Task instructions: Lines holding the string "اللہ" are the ones to copy; find them all in the data.

Extracted material:
::::

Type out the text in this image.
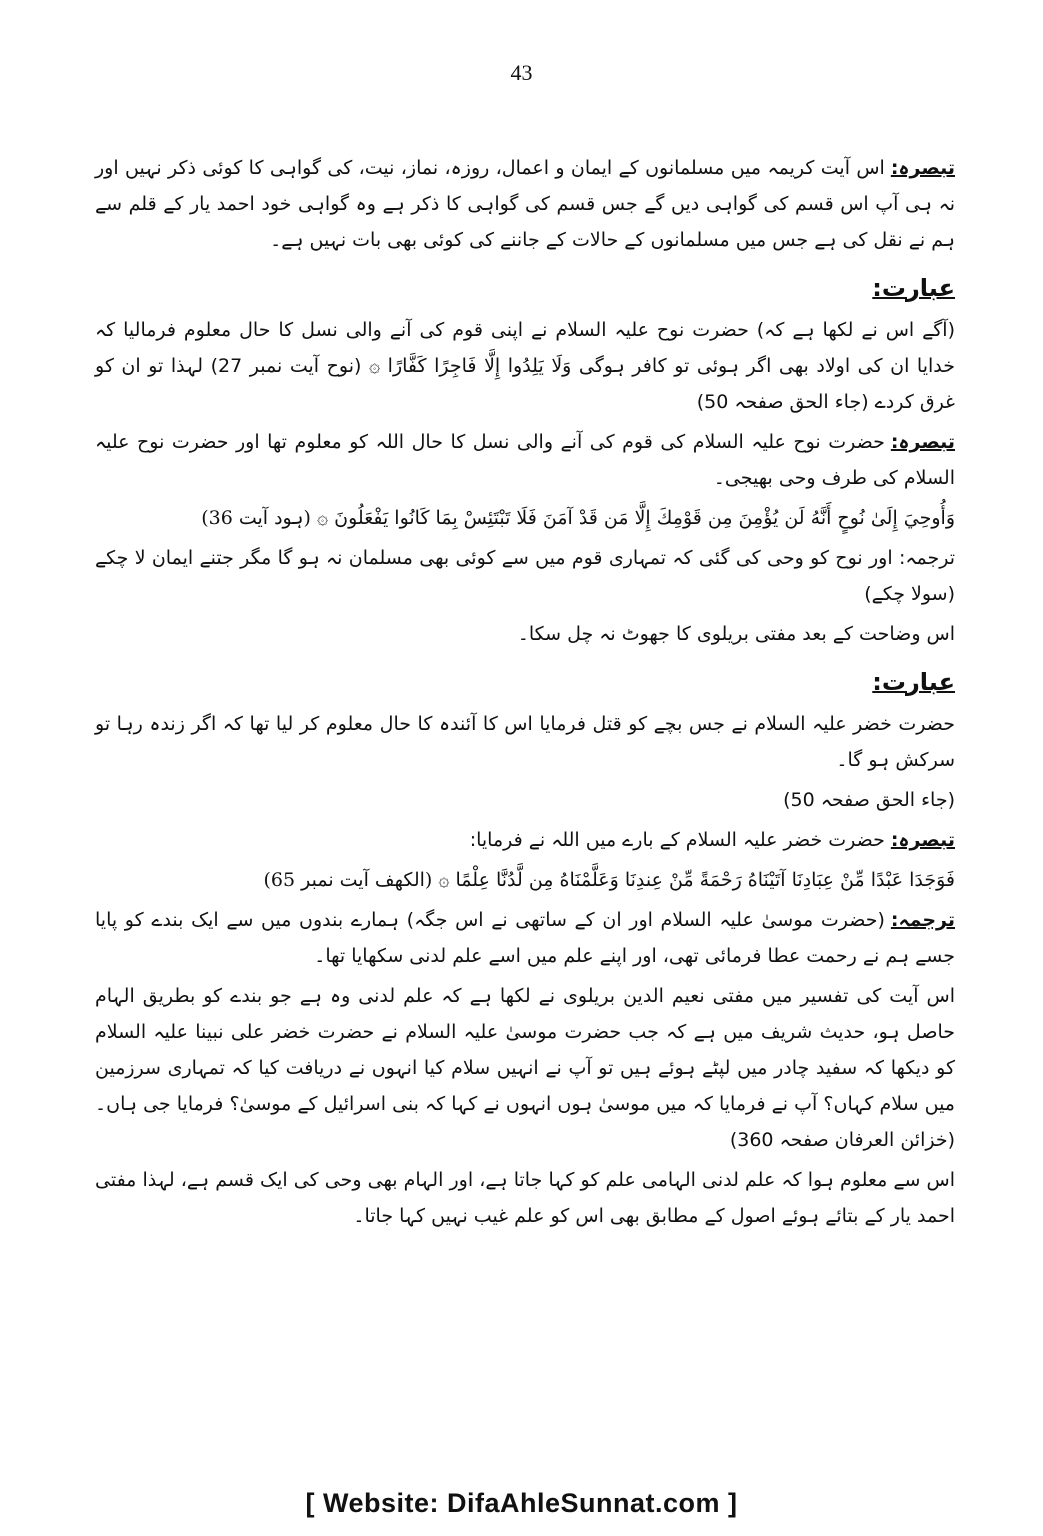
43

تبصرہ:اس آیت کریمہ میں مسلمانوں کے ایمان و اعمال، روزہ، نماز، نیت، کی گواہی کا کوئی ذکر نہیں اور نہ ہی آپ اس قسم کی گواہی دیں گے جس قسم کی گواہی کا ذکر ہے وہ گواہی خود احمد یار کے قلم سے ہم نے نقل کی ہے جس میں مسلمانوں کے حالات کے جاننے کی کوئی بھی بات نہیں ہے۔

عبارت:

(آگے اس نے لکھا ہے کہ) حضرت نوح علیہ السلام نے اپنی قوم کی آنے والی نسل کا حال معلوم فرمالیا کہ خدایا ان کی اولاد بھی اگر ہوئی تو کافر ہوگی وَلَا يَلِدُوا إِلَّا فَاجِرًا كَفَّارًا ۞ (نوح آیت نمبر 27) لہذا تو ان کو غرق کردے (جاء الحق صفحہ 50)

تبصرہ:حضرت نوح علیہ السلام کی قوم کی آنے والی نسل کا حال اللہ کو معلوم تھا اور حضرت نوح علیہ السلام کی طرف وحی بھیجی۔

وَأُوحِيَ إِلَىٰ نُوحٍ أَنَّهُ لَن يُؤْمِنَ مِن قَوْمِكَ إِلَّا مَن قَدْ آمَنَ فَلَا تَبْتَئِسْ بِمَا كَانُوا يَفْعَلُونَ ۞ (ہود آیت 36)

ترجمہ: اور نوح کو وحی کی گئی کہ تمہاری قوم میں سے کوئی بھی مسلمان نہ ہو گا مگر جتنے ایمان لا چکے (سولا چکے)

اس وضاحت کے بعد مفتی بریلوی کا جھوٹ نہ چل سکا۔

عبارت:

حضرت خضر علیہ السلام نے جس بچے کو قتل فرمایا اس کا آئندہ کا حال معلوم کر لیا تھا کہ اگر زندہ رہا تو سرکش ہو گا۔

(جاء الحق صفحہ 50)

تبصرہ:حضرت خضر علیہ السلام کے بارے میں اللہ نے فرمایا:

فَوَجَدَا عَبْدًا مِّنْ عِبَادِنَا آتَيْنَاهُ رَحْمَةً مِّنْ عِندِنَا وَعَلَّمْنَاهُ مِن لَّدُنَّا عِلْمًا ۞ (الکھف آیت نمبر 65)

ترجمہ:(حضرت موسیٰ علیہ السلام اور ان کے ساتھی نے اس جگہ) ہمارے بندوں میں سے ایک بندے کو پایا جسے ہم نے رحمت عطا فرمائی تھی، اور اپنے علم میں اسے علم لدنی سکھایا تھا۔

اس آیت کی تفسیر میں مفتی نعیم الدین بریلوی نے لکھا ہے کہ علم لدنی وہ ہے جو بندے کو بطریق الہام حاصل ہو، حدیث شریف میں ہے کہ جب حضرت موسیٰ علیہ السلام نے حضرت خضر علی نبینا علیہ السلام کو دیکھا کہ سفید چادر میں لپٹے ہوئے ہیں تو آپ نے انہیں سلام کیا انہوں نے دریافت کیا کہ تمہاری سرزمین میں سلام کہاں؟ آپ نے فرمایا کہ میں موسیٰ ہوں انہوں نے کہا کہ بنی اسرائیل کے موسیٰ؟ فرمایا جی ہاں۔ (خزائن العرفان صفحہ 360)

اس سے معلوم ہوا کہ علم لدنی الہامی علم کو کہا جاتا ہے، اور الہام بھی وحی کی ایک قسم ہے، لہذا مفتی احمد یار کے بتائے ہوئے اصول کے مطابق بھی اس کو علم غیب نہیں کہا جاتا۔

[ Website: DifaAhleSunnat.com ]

::::

The reply:
تبصرہ:حضرت نوح علیہ السلام کی قوم کی آنے والی نسل کا حال اللہ کو معلوم تھا اور حضرت نوح علیہ السلام کی طرف وحی بھیجی۔
تبصرہ:حضرت خضر علیہ السلام کے بارے میں اللہ نے فرمایا:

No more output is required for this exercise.